*REQUIREMENT:* Output the full material exactly as it appears here.

*Records from a data source:*

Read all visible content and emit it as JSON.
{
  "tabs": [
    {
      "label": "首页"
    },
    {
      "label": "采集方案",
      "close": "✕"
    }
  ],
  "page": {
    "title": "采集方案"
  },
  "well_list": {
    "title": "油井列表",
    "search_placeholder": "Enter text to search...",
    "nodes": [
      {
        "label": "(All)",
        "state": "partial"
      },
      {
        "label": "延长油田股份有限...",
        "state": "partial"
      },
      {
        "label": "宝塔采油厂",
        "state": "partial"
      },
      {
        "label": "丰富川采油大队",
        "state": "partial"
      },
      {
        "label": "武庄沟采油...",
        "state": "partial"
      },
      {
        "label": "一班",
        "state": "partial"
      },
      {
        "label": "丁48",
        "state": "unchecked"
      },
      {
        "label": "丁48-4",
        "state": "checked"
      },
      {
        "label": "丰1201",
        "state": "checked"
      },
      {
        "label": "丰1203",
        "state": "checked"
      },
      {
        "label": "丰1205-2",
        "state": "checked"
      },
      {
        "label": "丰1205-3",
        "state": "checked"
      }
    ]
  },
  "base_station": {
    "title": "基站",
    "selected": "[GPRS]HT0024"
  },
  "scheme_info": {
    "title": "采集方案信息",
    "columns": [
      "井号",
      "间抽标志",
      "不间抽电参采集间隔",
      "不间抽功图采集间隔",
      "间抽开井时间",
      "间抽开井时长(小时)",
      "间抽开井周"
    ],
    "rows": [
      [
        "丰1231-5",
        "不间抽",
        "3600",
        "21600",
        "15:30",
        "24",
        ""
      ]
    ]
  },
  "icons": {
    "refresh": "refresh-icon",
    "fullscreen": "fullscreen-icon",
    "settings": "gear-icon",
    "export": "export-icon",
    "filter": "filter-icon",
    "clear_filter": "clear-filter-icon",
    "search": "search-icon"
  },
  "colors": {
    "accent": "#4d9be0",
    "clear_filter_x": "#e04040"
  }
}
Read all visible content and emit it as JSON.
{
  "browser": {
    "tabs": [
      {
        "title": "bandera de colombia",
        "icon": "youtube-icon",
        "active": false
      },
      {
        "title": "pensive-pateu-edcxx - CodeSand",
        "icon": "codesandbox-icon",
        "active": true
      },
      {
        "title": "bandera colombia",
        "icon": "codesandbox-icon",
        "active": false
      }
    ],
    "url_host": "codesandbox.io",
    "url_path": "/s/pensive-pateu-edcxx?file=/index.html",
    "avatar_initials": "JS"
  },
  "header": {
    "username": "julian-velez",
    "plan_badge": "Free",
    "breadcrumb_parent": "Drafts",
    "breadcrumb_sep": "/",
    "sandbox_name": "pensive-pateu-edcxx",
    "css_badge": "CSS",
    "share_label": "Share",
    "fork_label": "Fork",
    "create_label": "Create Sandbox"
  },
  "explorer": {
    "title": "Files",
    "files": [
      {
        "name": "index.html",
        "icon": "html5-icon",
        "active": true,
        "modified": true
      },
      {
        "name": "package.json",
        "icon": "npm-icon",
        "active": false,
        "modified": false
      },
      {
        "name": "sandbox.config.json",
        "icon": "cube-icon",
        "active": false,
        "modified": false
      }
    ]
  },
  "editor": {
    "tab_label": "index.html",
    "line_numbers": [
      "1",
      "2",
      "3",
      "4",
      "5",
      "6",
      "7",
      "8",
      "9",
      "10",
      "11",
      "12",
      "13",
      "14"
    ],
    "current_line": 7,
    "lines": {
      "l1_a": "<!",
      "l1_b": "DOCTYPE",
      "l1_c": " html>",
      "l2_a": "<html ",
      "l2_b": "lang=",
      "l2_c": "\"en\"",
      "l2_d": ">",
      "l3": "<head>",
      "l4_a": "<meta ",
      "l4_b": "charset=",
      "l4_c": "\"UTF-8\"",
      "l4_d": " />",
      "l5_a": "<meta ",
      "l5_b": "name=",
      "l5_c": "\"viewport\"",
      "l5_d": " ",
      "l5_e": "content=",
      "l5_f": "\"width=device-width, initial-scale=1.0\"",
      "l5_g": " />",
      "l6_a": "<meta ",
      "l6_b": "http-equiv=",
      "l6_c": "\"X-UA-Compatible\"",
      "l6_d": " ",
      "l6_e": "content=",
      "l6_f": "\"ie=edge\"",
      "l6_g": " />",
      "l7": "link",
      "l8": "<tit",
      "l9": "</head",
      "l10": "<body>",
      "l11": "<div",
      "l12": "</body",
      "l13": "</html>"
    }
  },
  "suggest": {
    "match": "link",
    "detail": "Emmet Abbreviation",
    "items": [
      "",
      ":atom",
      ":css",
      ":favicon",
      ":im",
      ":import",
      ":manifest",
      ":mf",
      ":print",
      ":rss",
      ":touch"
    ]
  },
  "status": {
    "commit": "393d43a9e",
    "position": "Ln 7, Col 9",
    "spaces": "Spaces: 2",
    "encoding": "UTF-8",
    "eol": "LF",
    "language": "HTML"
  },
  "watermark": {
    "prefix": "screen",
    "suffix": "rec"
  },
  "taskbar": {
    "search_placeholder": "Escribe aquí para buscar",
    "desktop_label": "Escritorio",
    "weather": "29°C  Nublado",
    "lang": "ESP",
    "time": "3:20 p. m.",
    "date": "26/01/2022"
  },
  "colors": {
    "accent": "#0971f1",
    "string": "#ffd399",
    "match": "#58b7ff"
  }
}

*COMPLETE OUTPUT:*
Read all visible content and emit it as JSON.
{
  "tabs": [
    {
      "label": "首页"
    },
    {
      "label": "采集方案",
      "close": "✕"
    }
  ],
  "page": {
    "title": "采集方案"
  },
  "well_list": {
    "title": "油井列表",
    "search_placeholder": "Enter text to search...",
    "nodes": [
      {
        "label": "(All)",
        "state": "partial"
      },
      {
        "label": "延长油田股份有限...",
        "state": "partial"
      },
      {
        "label": "宝塔采油厂",
        "state": "partial"
      },
      {
        "label": "丰富川采油大队",
        "state": "partial"
      },
      {
        "label": "武庄沟采油...",
        "state": "partial"
      },
      {
        "label": "一班",
        "state": "partial"
      },
      {
        "label": "丁48",
        "state": "unchecked"
      },
      {
        "label": "丁48-4",
        "state": "checked"
      },
      {
        "label": "丰1201",
        "state": "checked"
      },
      {
        "label": "丰1203",
        "state": "checked"
      },
      {
        "label": "丰1205-2",
        "state": "checked"
      },
      {
        "label": "丰1205-3",
        "state": "checked"
      }
    ]
  },
  "base_station": {
    "title": "基站",
    "selected": "[GPRS]HT0024"
  },
  "scheme_info": {
    "title": "采集方案信息",
    "columns": [
      "井号",
      "间抽标志",
      "不间抽电参采集间隔",
      "不间抽功图采集间隔",
      "间抽开井时间",
      "间抽开井时长(小时)",
      "间抽开井周"
    ],
    "rows": [
      [
        "丰1231-5",
        "不间抽",
        "3600",
        "21600",
        "15:30",
        "24",
        ""
      ]
    ]
  },
  "icons": {
    "refresh": "refresh-icon",
    "fullscreen": "fullscreen-icon",
    "settings": "gear-icon",
    "export": "export-icon",
    "filter": "filter-icon",
    "clear_filter": "clear-filter-icon",
    "search": "search-icon"
  },
  "colors": {
    "accent": "#4d9be0",
    "clear_filter_x": "#e04040"
  }
}
Read all visible content and emit it as JSON.
{
  "browser": {
    "tabs": [
      {
        "title": "bandera de colombia",
        "icon": "youtube-icon",
        "active": false
      },
      {
        "title": "pensive-pateu-edcxx - CodeSand",
        "icon": "codesandbox-icon",
        "active": true
      },
      {
        "title": "bandera colombia",
        "icon": "codesandbox-icon",
        "active": false
      }
    ],
    "url_host": "codesandbox.io",
    "url_path": "/s/pensive-pateu-edcxx?file=/index.html",
    "avatar_initials": "JS"
  },
  "header": {
    "username": "julian-velez",
    "plan_badge": "Free",
    "breadcrumb_parent": "Drafts",
    "breadcrumb_sep": "/",
    "sandbox_name": "pensive-pateu-edcxx",
    "css_badge": "CSS",
    "share_label": "Share",
    "fork_label": "Fork",
    "create_label": "Create Sandbox"
  },
  "explorer": {
    "title": "Files",
    "files": [
      {
        "name": "index.html",
        "icon": "html5-icon",
        "active": true,
        "modified": true
      },
      {
        "name": "package.json",
        "icon": "npm-icon",
        "active": false,
        "modified": false
      },
      {
        "name": "sandbox.config.json",
        "icon": "cube-icon",
        "active": false,
        "modified": false
      }
    ]
  },
  "editor": {
    "tab_label": "index.html",
    "line_numbers": [
      "1",
      "2",
      "3",
      "4",
      "5",
      "6",
      "7",
      "8",
      "9",
      "10",
      "11",
      "12",
      "13",
      "14"
    ],
    "current_line": 7,
    "lines": {
      "l1_a": "<!",
      "l1_b": "DOCTYPE",
      "l1_c": " html>",
      "l2_a": "<html ",
      "l2_b": "lang=",
      "l2_c": "\"en\"",
      "l2_d": ">",
      "l3": "<head>",
      "l4_a": "<meta ",
      "l4_b": "charset=",
      "l4_c": "\"UTF-8\"",
      "l4_d": " />",
      "l5_a": "<meta ",
      "l5_b": "name=",
      "l5_c": "\"viewport\"",
      "l5_d": " ",
      "l5_e": "content=",
      "l5_f": "\"width=device-width, initial-scale=1.0\"",
      "l5_g": " />",
      "l6_a": "<meta ",
      "l6_b": "http-equiv=",
      "l6_c": "\"X-UA-Compatible\"",
      "l6_d": " ",
      "l6_e": "content=",
      "l6_f": "\"ie=edge\"",
      "l6_g": " />",
      "l7": "link",
      "l8": "<tit",
      "l9": "</head",
      "l10": "<body>",
      "l11": "<div",
      "l12": "</body",
      "l13": "</html>"
    }
  },
  "suggest": {
    "match": "link",
    "detail": "Emmet Abbreviation",
    "items": [
      "",
      ":atom",
      ":css",
      ":favicon",
      ":im",
      ":import",
      ":manifest",
      ":mf",
      ":print",
      ":rss",
      ":touch"
    ]
  },
  "status": {
    "commit": "393d43a9e",
    "position": "Ln 7, Col 9",
    "spaces": "Spaces: 2",
    "encoding": "UTF-8",
    "eol": "LF",
    "language": "HTML"
  },
  "watermark": {
    "prefix": "screen",
    "suffix": "rec"
  },
  "taskbar": {
    "search_placeholder": "Escribe aquí para buscar",
    "desktop_label": "Escritorio",
    "weather": "29°C  Nublado",
    "lang": "ESP",
    "time": "3:20 p. m.",
    "date": "26/01/2022"
  },
  "colors": {
    "accent": "#0971f1",
    "string": "#ffd399",
    "match": "#58b7ff"
  }
}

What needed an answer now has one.